Required work —
Copy everything in the listing below word for word, apart from any images.

+---+

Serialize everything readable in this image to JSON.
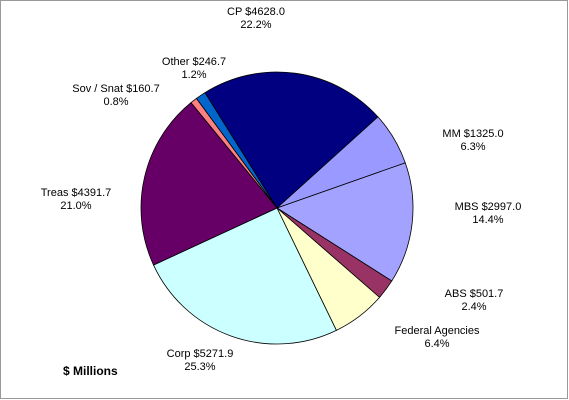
{
  "chart_data": {
    "type": "pie",
    "title": "$ Millions",
    "categories": [
      "CP $4628.0",
      "MM $1325.0",
      "MBS $2997.0",
      "ABS $501.7",
      "Federal Agencies",
      "Corp $5271.9",
      "Treas $4391.7",
      "Sov / Snat $160.7",
      "Other $246.7"
    ],
    "values": [
      22.2,
      6.3,
      14.4,
      2.4,
      6.4,
      25.3,
      21.0,
      0.8,
      1.2
    ],
    "value_labels": [
      "22.2%",
      "6.3%",
      "14.4%",
      "2.4%",
      "6.4%",
      "25.3%",
      "21.0%",
      "0.8%",
      "1.2%"
    ],
    "colors": [
      "#000080",
      "#9999ff",
      "#a3a3ff",
      "#993366",
      "#ffffcc",
      "#ccffff",
      "#660066",
      "#ff8080",
      "#0066cc"
    ]
  }
}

+---+

Correct result —
Serialize everything readable in this image to JSON.
{
  "chart_data": {
    "type": "pie",
    "title": "$ Millions",
    "categories": [
      "CP $4628.0",
      "MM $1325.0",
      "MBS $2997.0",
      "ABS $501.7",
      "Federal Agencies",
      "Corp $5271.9",
      "Treas $4391.7",
      "Sov / Snat $160.7",
      "Other $246.7"
    ],
    "values": [
      22.2,
      6.3,
      14.4,
      2.4,
      6.4,
      25.3,
      21.0,
      0.8,
      1.2
    ],
    "value_labels": [
      "22.2%",
      "6.3%",
      "14.4%",
      "2.4%",
      "6.4%",
      "25.3%",
      "21.0%",
      "0.8%",
      "1.2%"
    ],
    "colors": [
      "#000080",
      "#9999ff",
      "#a3a3ff",
      "#993366",
      "#ffffcc",
      "#ccffff",
      "#660066",
      "#ff8080",
      "#0066cc"
    ]
  }
}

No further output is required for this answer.